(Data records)
· · ·

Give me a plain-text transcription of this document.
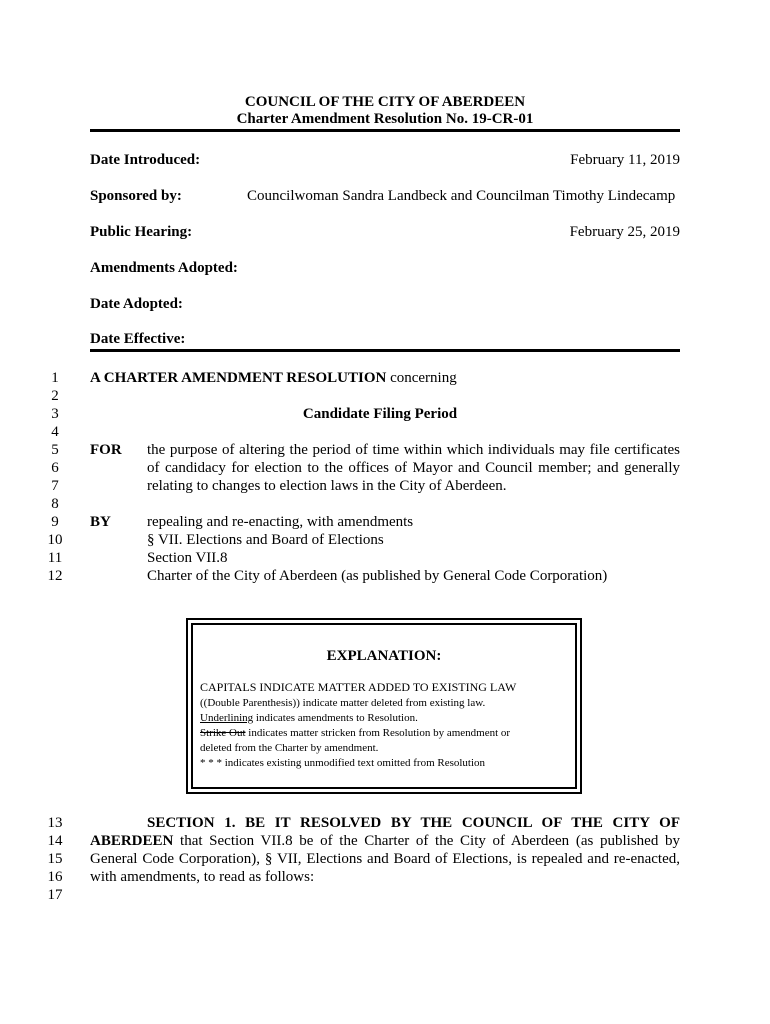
COUNCIL OF THE CITY OF ABERDEEN
Charter Amendment Resolution No. 19-CR-01
Date Introduced:	February 11, 2019
Sponsored by:	Councilwoman Sandra Landbeck and Councilman Timothy Lindecamp
Public Hearing:	February 25, 2019
Amendments Adopted:
Date Adopted:
Date Effective:
1
2
3
4
5
6
7
8
9
10
11
12
13
14
15
16
17
A CHARTER AMENDMENT RESOLUTION concerning
Candidate Filing Period
FOR the purpose of altering the period of time within which individuals may file certificates
of candidacy for election to the offices of Mayor and Council member; and generally
relating to changes to election laws in the City of Aberdeen.
BY repealing and re-enacting, with amendments
§ VII. Elections and Board of Elections
Section VII.8
Charter of the City of Aberdeen (as published by General Code Corporation)
EXPLANATION:
CAPITALS INDICATE MATTER ADDED TO EXISTING LAW
((Double Parenthesis)) indicate matter deleted from existing law.
Underlining indicates amendments to Resolution.
Strike Out indicates matter stricken from Resolution by amendment or
deleted from the Charter by amendment.
* * * indicates existing unmodified text omitted from Resolution
SECTION 1. BE IT RESOLVED BY THE COUNCIL OF THE CITY OF
ABERDEEN that Section VII.8 be of the Charter of the City of Aberdeen (as published by
General Code Corporation), § VII, Elections and Board of Elections, is repealed and re-enacted,
with amendments, to read as follows:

· · ·

EXERCISE OBJECTIVE: The entries above are to be returned exactly, without their pictures.

TASK OUTPUT:
Give me a plain-text transcription of this document.
COUNCIL OF THE CITY OF ABERDEEN
Charter Amendment Resolution No. 19-CR-01
Date Introduced:	February 11, 2019
Sponsored by:	Councilwoman Sandra Landbeck and Councilman Timothy Lindecamp
Public Hearing:	February 25, 2019
Amendments Adopted:
Date Adopted:
Date Effective:
1
2
3
4
5
6
7
8
9
10
11
12
13
14
15
16
17
A CHARTER AMENDMENT RESOLUTION concerning
Candidate Filing Period
FOR the purpose of altering the period of time within which individuals may file certificates
of candidacy for election to the offices of Mayor and Council member; and generally
relating to changes to election laws in the City of Aberdeen.
BY repealing and re-enacting, with amendments
§ VII. Elections and Board of Elections
Section VII.8
Charter of the City of Aberdeen (as published by General Code Corporation)
EXPLANATION:
CAPITALS INDICATE MATTER ADDED TO EXISTING LAW
((Double Parenthesis)) indicate matter deleted from existing law.
Underlining indicates amendments to Resolution.
Strike Out indicates matter stricken from Resolution by amendment or
deleted from the Charter by amendment.
* * * indicates existing unmodified text omitted from Resolution
SECTION 1. BE IT RESOLVED BY THE COUNCIL OF THE CITY OF
ABERDEEN that Section VII.8 be of the Charter of the City of Aberdeen (as published by
General Code Corporation), § VII, Elections and Board of Elections, is repealed and re-enacted,
with amendments, to read as follows:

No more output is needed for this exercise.